PROBLEM TO WORK ON:
Using the listing below, copy every line that mentions "intensity".

Stored items from a collection:
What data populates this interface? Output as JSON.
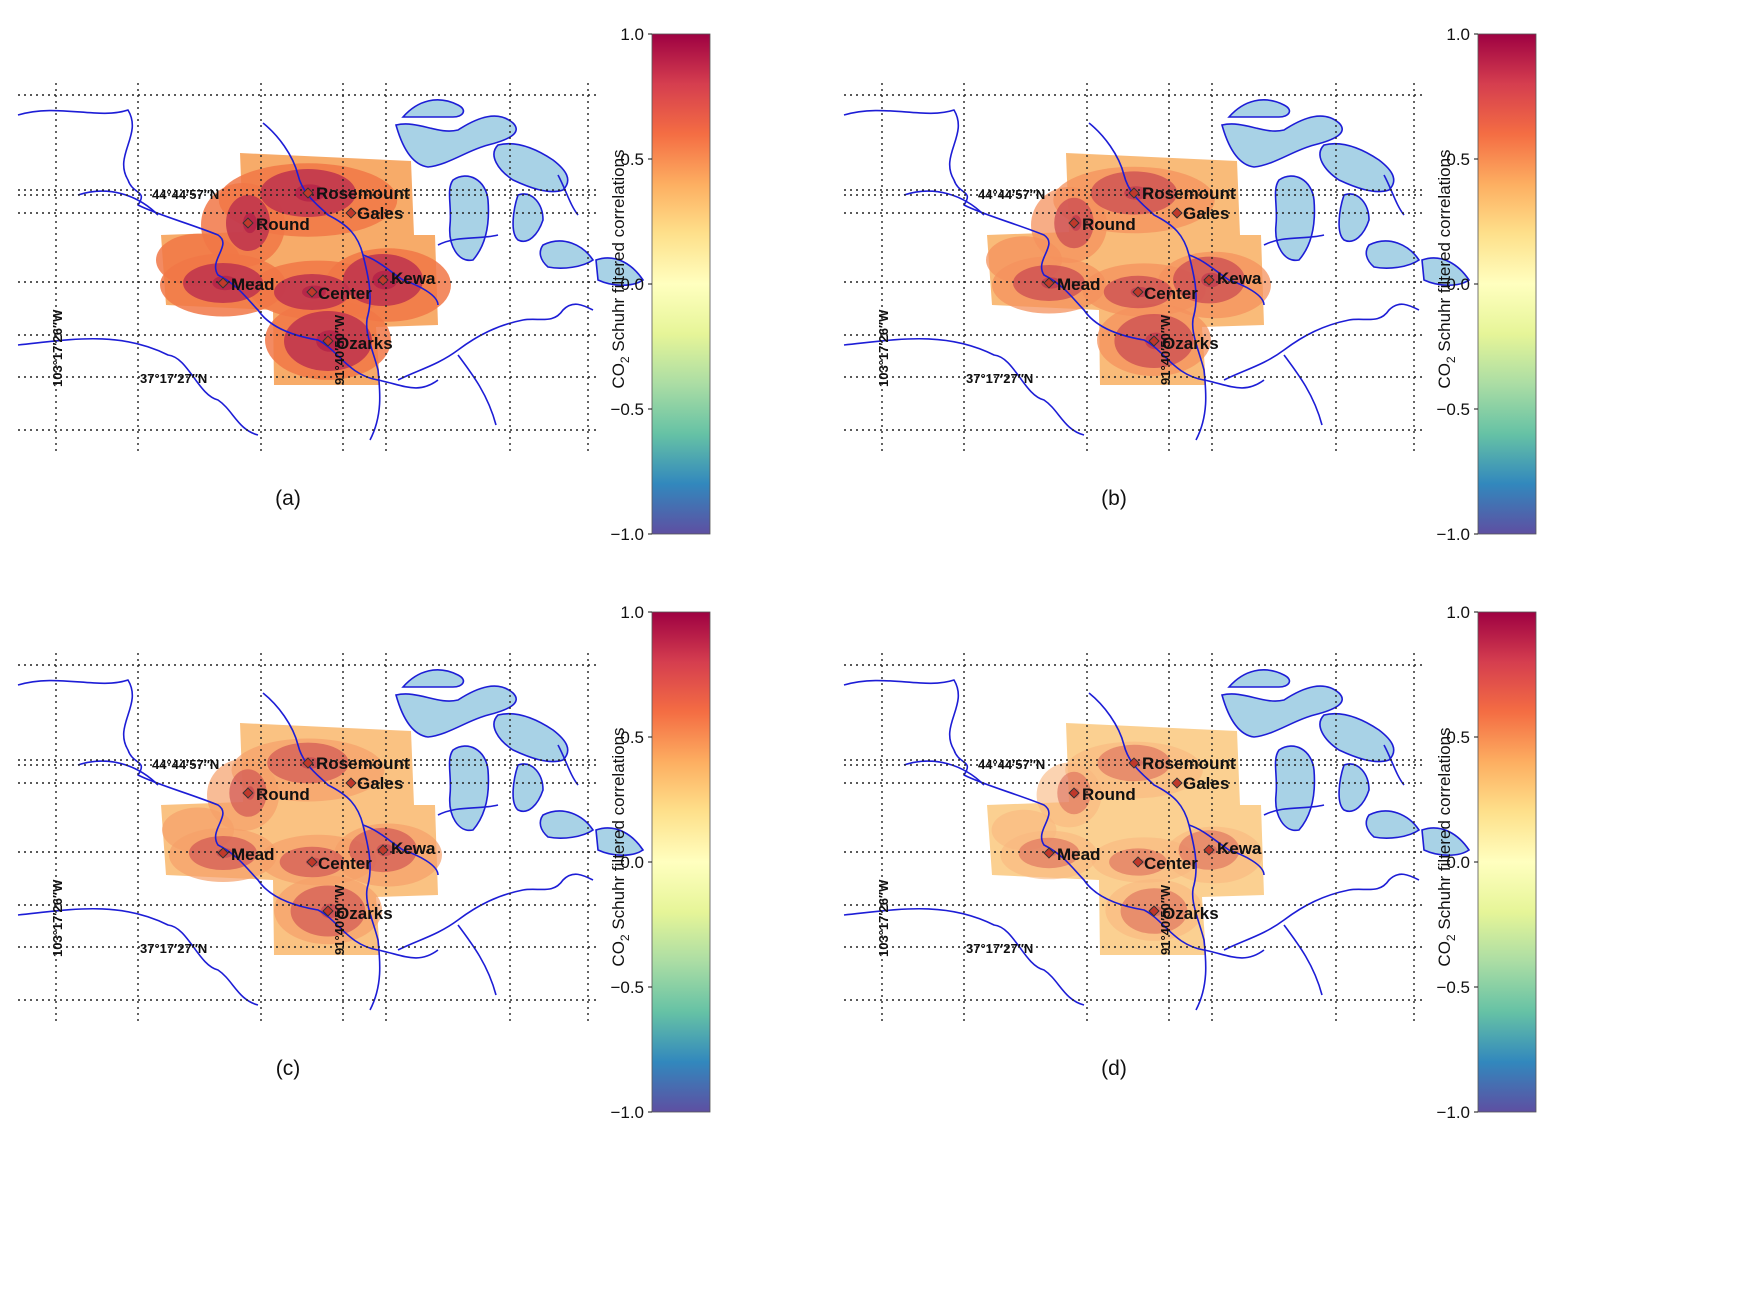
{
  "colorbar": {
    "title_prefix": "CO",
    "title_sub": "2",
    "title_suffix": " Schuhr filtered correlations",
    "ticks": [
      "1.0",
      "0.5",
      "0.0",
      "−0.5",
      "−1.0"
    ],
    "tick_values": [
      1.0,
      0.5,
      0.0,
      -0.5,
      -1.0
    ],
    "range": [
      -1.0,
      1.0
    ],
    "colors": [
      "#9e0142",
      "#d53e4f",
      "#f46d43",
      "#fdae61",
      "#fee08b",
      "#ffffbf",
      "#e6f598",
      "#abdda4",
      "#66c2a5",
      "#3288bd",
      "#5e4fa2"
    ]
  },
  "coords": {
    "lat_north": "44°44′57″N",
    "lat_south": "37°17′27″N",
    "lon_west": "103°17′26″W",
    "lon_east": "91°40′50″W"
  },
  "sites": [
    {
      "name": "Rosemount",
      "key": "rosemount"
    },
    {
      "name": "Gales",
      "key": "gales"
    },
    {
      "name": "Round",
      "key": "round"
    },
    {
      "name": "Mead",
      "key": "mead"
    },
    {
      "name": "Center",
      "key": "center"
    },
    {
      "name": "Kewa",
      "key": "kewa"
    },
    {
      "name": "Ozarks",
      "key": "ozarks"
    }
  ],
  "panels": [
    {
      "label": "(a)",
      "intensity": 0.9
    },
    {
      "label": "(b)",
      "intensity": 0.7
    },
    {
      "label": "(c)",
      "intensity": 0.6
    },
    {
      "label": "(d)",
      "intensity": 0.42
    }
  ],
  "colors": {
    "water": "#a8d2e6",
    "river": "#1d1dd6",
    "site_marker": "#c0392b"
  }
}
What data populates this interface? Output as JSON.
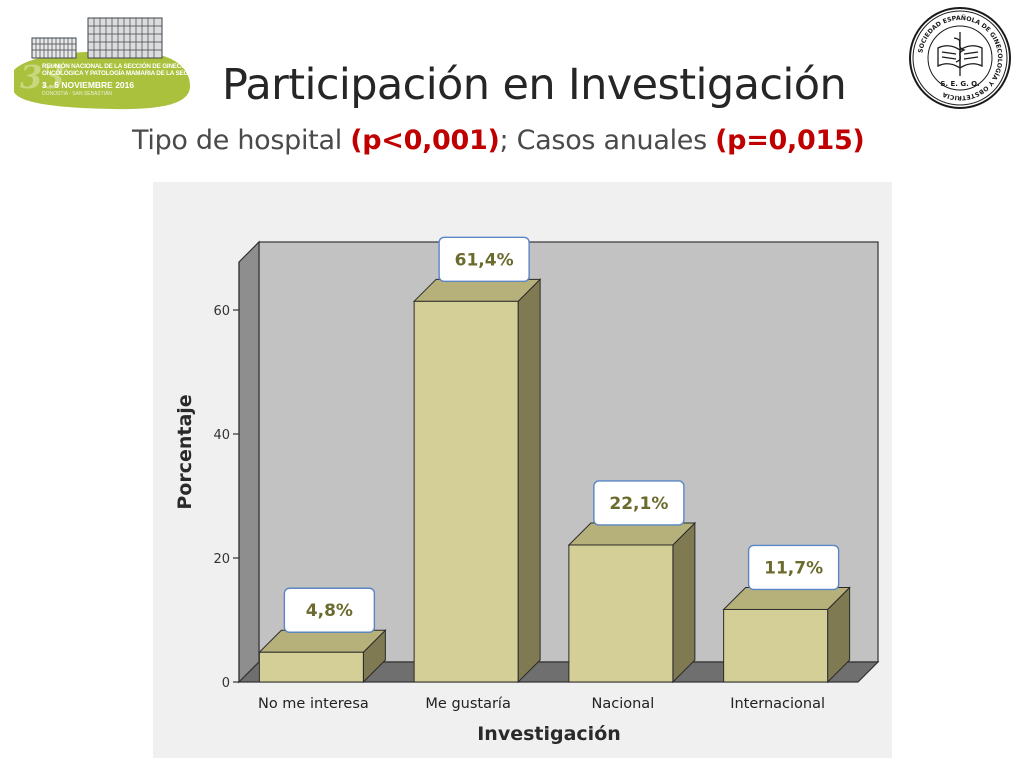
{
  "slide": {
    "title": "Participación en Investigación",
    "subtitle_part1": "Tipo de hospital ",
    "subtitle_p1": "(p<0,001)",
    "subtitle_part2": "; Casos anuales ",
    "subtitle_p2": "(p=0,015)"
  },
  "conference_logo": {
    "number": "33",
    "line1": "REUNIÓN NACIONAL DE LA SECCIÓN DE GINECOLOGÍA",
    "line2": "ONCOLÓGICA Y PATOLOGÍA MAMARIA DE LA SEGO",
    "line3": "3 - 5 NOVIEMBRE 2016",
    "line4": "DONOSTIA · SAN SEBASTIÁN",
    "colors": {
      "leaf": "#a9c13d",
      "building": "#5c6a72"
    }
  },
  "seal": {
    "ring_text": "SOCIEDAD ESPAÑOLA DE GINECOLOGÍA Y OBSTETRICIA",
    "bottom_text": "S. E. G. O."
  },
  "chart_data": {
    "type": "bar",
    "categories": [
      "No me interesa",
      "Me gustaría",
      "Nacional",
      "Internacional"
    ],
    "values": [
      4.8,
      61.4,
      22.1,
      11.7
    ],
    "data_labels": [
      "4,8%",
      "61,4%",
      "22,1%",
      "11,7%"
    ],
    "title": "",
    "xlabel": "Investigación",
    "ylabel": "Porcentaje",
    "ylim": [
      0,
      70
    ],
    "yticks": [
      0,
      20,
      40,
      60
    ],
    "grid": false,
    "colors": {
      "bar_front": "#d4cf96",
      "bar_side": "#807a52",
      "bar_top": "#b6b07a",
      "plot_back": "#c2c2c2",
      "plot_wall": "#8e8e8e",
      "label_border": "#5b86c6"
    }
  }
}
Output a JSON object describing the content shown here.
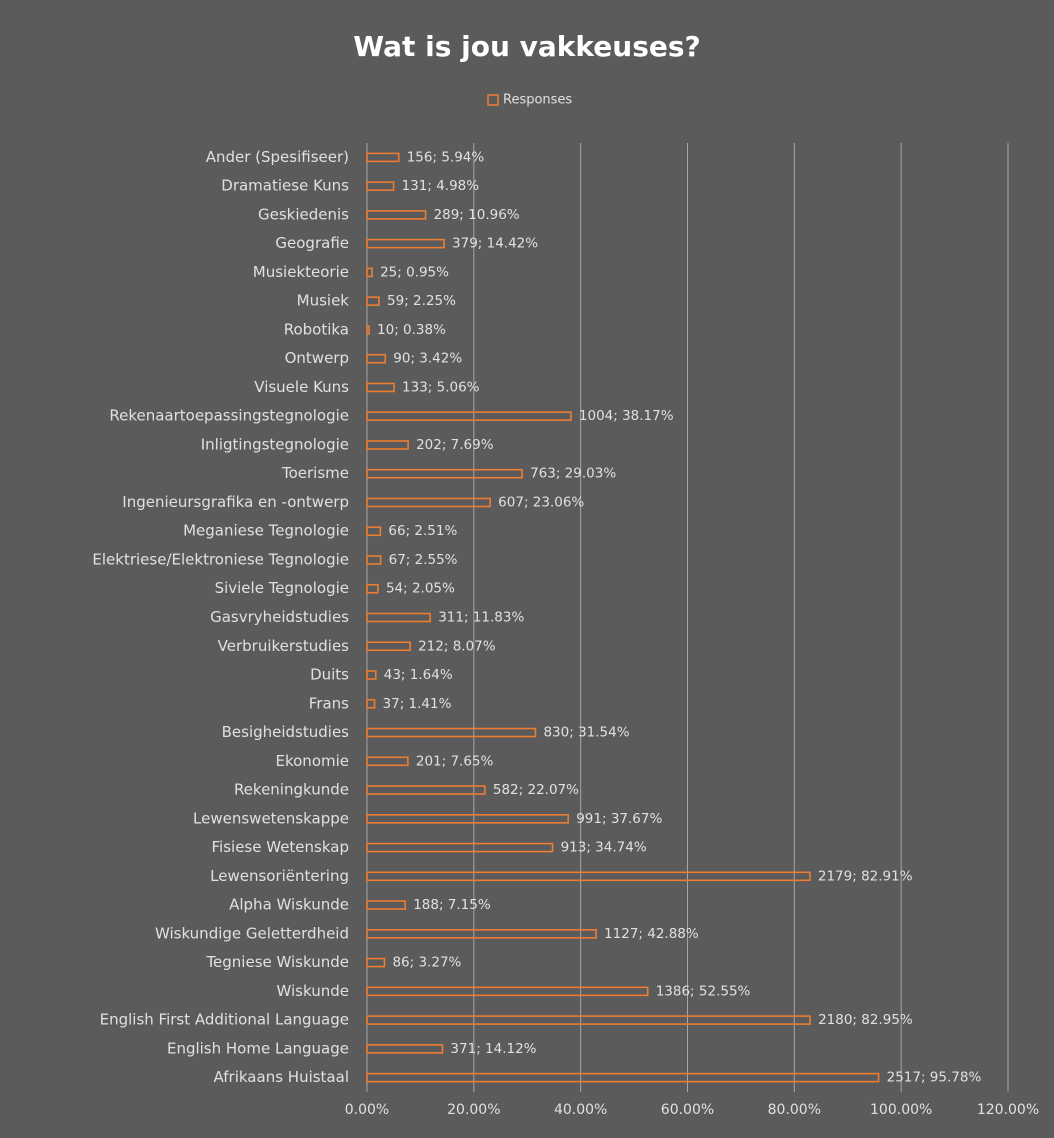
{
  "chart_data": {
    "type": "bar",
    "orientation": "horizontal",
    "title": "Wat is jou vakkeuses?",
    "categories": [
      "Ander (Spesifiseer)",
      "Dramatiese Kuns",
      "Geskiedenis",
      "Geografie",
      "Musiekteorie",
      "Musiek",
      "Robotika",
      "Ontwerp",
      "Visuele Kuns",
      "Rekenaartoepassingstegnologie",
      "Inligtingstegnologie",
      "Toerisme",
      "Ingenieursgrafika en -ontwerp",
      "Meganiese Tegnologie",
      "Elektriese/Elektroniese Tegnologie",
      "Siviele Tegnologie",
      "Gasvryheidstudies",
      "Verbruikerstudies",
      "Duits",
      "Frans",
      "Besigheidstudies",
      "Ekonomie",
      "Rekeningkunde",
      "Lewenswetenskappe",
      "Fisiese Wetenskap",
      "Lewensoriëntering",
      "Alpha Wiskunde",
      "Wiskundige Geletterdheid",
      "Tegniese Wiskunde",
      "Wiskunde",
      "English First Additional Language",
      "English Home Language",
      "Afrikaans Huistaal"
    ],
    "series": [
      {
        "name": "Responses",
        "color": "#ed7d31",
        "values": [
          5.94,
          4.98,
          10.96,
          14.42,
          0.95,
          2.25,
          0.38,
          3.42,
          5.06,
          38.17,
          7.69,
          29.03,
          23.06,
          2.51,
          2.55,
          2.05,
          11.83,
          8.07,
          1.64,
          1.41,
          31.54,
          7.65,
          22.07,
          37.67,
          34.74,
          82.91,
          7.15,
          42.88,
          3.27,
          52.55,
          82.95,
          14.12,
          95.78
        ],
        "value_labels": [
          "156; 5.94%",
          "131; 4.98%",
          "289; 10.96%",
          "379; 14.42%",
          "25; 0.95%",
          "59; 2.25%",
          "10; 0.38%",
          "90; 3.42%",
          "133; 5.06%",
          "1004; 38.17%",
          "202; 7.69%",
          "763; 29.03%",
          "607; 23.06%",
          "66; 2.51%",
          "67; 2.55%",
          "54; 2.05%",
          "311; 11.83%",
          "212; 8.07%",
          "43; 1.64%",
          "37; 1.41%",
          "830; 31.54%",
          "201; 7.65%",
          "582; 22.07%",
          "991; 37.67%",
          "913; 34.74%",
          "2179; 82.91%",
          "188; 7.15%",
          "1127; 42.88%",
          "86; 3.27%",
          "1386; 52.55%",
          "2180; 82.95%",
          "371; 14.12%",
          "2517; 95.78%"
        ]
      }
    ],
    "xlim": [
      0,
      120
    ],
    "xticks": [
      {
        "value": 0,
        "label": "0.00%"
      },
      {
        "value": 20,
        "label": "20.00%"
      },
      {
        "value": 40,
        "label": "40.00%"
      },
      {
        "value": 60,
        "label": "60.00%"
      },
      {
        "value": 80,
        "label": "80.00%"
      },
      {
        "value": 100,
        "label": "100.00%"
      },
      {
        "value": 120,
        "label": "120.00%"
      }
    ],
    "grid": true,
    "legend": "top"
  }
}
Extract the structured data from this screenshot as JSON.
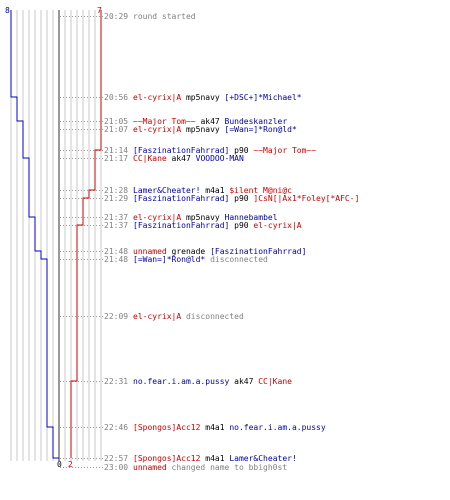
{
  "scoreboard": {
    "blue_start": "8",
    "red_start": "7",
    "blue_end": "0",
    "red_end": "2",
    "blue_color": "#0000cc",
    "red_color": "#cc0000"
  },
  "events": [
    {
      "time": "20:29",
      "parts": [
        {
          "t": "round started",
          "c": "gray"
        }
      ]
    },
    {
      "time": "20:56",
      "parts": [
        {
          "t": "el-cyrix|A",
          "c": "red"
        },
        {
          "t": " mp5navy ",
          "c": "black"
        },
        {
          "t": "[+DSC+]*Michael*",
          "c": "blue"
        }
      ]
    },
    {
      "time": "21:05",
      "parts": [
        {
          "t": "~~Major Tom~~",
          "c": "red"
        },
        {
          "t": " ak47 ",
          "c": "black"
        },
        {
          "t": "Bundeskanzler",
          "c": "blue"
        }
      ]
    },
    {
      "time": "21:07",
      "parts": [
        {
          "t": "el-cyrix|A",
          "c": "red"
        },
        {
          "t": " mp5navy ",
          "c": "black"
        },
        {
          "t": "[=Wan=]*Ron@ld*",
          "c": "blue"
        }
      ]
    },
    {
      "time": "21:14",
      "parts": [
        {
          "t": "[FaszinationFahrrad]",
          "c": "blue"
        },
        {
          "t": " p90 ",
          "c": "black"
        },
        {
          "t": "~~Major Tom~~",
          "c": "red"
        }
      ]
    },
    {
      "time": "21:17",
      "parts": [
        {
          "t": "CC|Kane",
          "c": "red"
        },
        {
          "t": " ak47 ",
          "c": "black"
        },
        {
          "t": "VOODOO-MAN",
          "c": "blue"
        }
      ]
    },
    {
      "time": "21:28",
      "parts": [
        {
          "t": "Lamer&Cheater!",
          "c": "blue"
        },
        {
          "t": " m4a1 ",
          "c": "black"
        },
        {
          "t": "$ilent M@ni@c",
          "c": "red"
        }
      ]
    },
    {
      "time": "21:29",
      "parts": [
        {
          "t": "[FaszinationFahrrad]",
          "c": "blue"
        },
        {
          "t": " p90 ",
          "c": "black"
        },
        {
          "t": "]CsN[|Ax1*Foley[*AFC-]",
          "c": "red"
        }
      ]
    },
    {
      "time": "21:37",
      "parts": [
        {
          "t": "el-cyrix|A",
          "c": "red"
        },
        {
          "t": " mp5navy ",
          "c": "black"
        },
        {
          "t": "Hannebambel",
          "c": "blue"
        }
      ]
    },
    {
      "time": "21:37",
      "parts": [
        {
          "t": "[FaszinationFahrrad]",
          "c": "blue"
        },
        {
          "t": " p90 ",
          "c": "black"
        },
        {
          "t": "el-cyrix|A",
          "c": "red"
        }
      ]
    },
    {
      "time": "21:48",
      "parts": [
        {
          "t": "unnamed",
          "c": "red"
        },
        {
          "t": " grenade ",
          "c": "black"
        },
        {
          "t": "[FaszinationFahrrad]",
          "c": "blue"
        }
      ]
    },
    {
      "time": "21:48",
      "parts": [
        {
          "t": "[=Wan=]*Ron@ld*",
          "c": "blue"
        },
        {
          "t": " disconnected",
          "c": "gray"
        }
      ]
    },
    {
      "time": "22:09",
      "parts": [
        {
          "t": "el-cyrix|A",
          "c": "red"
        },
        {
          "t": " disconnected",
          "c": "gray"
        }
      ]
    },
    {
      "time": "22:31",
      "parts": [
        {
          "t": "no.fear.i.am.a.pussy",
          "c": "blue"
        },
        {
          "t": " ak47 ",
          "c": "black"
        },
        {
          "t": "CC|Kane",
          "c": "red"
        }
      ]
    },
    {
      "time": "22:46",
      "parts": [
        {
          "t": "[Spongos]Acc12",
          "c": "red"
        },
        {
          "t": " m4a1 ",
          "c": "black"
        },
        {
          "t": "no.fear.i.am.a.pussy",
          "c": "blue"
        }
      ]
    },
    {
      "time": "22:57",
      "parts": [
        {
          "t": "[Spongos]Acc12",
          "c": "red"
        },
        {
          "t": " m4a1 ",
          "c": "black"
        },
        {
          "t": "Lamer&Cheater!",
          "c": "blue"
        }
      ]
    },
    {
      "time": "23:00",
      "parts": [
        {
          "t": "unnamed",
          "c": "red"
        },
        {
          "t": " changed name to bbigh0st",
          "c": "gray"
        }
      ]
    }
  ]
}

FINISHED ANSWER:
      "intensity": 0.9
      "intensity": 0.7
      "intensity": 0.6
      "intensity": 0.42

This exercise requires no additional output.